## GIVEN TASK
Spot each line that carries the word "type"; copy those lines.

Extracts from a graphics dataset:
-------------------------

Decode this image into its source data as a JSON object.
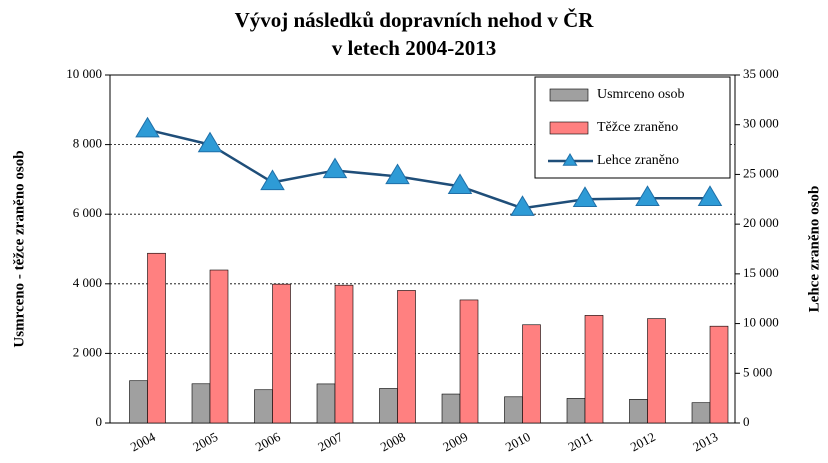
{
  "chart_data": {
    "type": "bar-line",
    "title": [
      "Vývoj následků dopravních nehod v ČR",
      "v letech 2004-2013"
    ],
    "y_label": "Usmrceno - těžce zraněno osob",
    "y2_label": "Lehce zraněno osob",
    "categories": [
      "2004",
      "2005",
      "2006",
      "2007",
      "2008",
      "2009",
      "2010",
      "2011",
      "2012",
      "2013"
    ],
    "series": [
      {
        "name": "Usmrceno osob",
        "type": "bar",
        "color": "#a0a0a0",
        "values": [
          1215,
          1127,
          956,
          1123,
          992,
          832,
          753,
          707,
          681,
          583
        ]
      },
      {
        "name": "Těžce zraněno",
        "type": "bar",
        "color": "#ff8080",
        "values": [
          4878,
          4396,
          3990,
          3960,
          3809,
          3536,
          2823,
          3092,
          3000,
          2782
        ]
      },
      {
        "name": "Lehce zraněno",
        "type": "line",
        "axis": "y2",
        "color": "#1f4e79",
        "marker_color": "#2e9bd6",
        "values": [
          29500,
          28000,
          24200,
          25400,
          24800,
          23800,
          21600,
          22500,
          22600,
          22600
        ]
      }
    ],
    "ylim": [
      0,
      10000
    ],
    "yticks": [
      0,
      {
        "value": 2000,
        "label": "2 000"
      },
      {
        "value": 4000,
        "label": "4 000"
      },
      {
        "value": 6000,
        "label": "6 000"
      },
      {
        "value": 8000,
        "label": "8 000"
      },
      {
        "value": 10000,
        "label": "10 000"
      }
    ],
    "y2lim": [
      0,
      35000
    ],
    "y2ticks": [
      0,
      {
        "value": 5000,
        "label": "5 000"
      },
      {
        "value": 10000,
        "label": "10 000"
      },
      {
        "value": 15000,
        "label": "15 000"
      },
      {
        "value": 20000,
        "label": "20 000"
      },
      {
        "value": 25000,
        "label": "25 000"
      },
      {
        "value": 30000,
        "label": "30 000"
      },
      {
        "value": 35000,
        "label": "35 000"
      }
    ],
    "grid": true,
    "legend": "upper right"
  }
}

-------------------------

## THE RESULT
    "type": "bar-line",
        "type": "bar",
        "type": "bar",
        "type": "line",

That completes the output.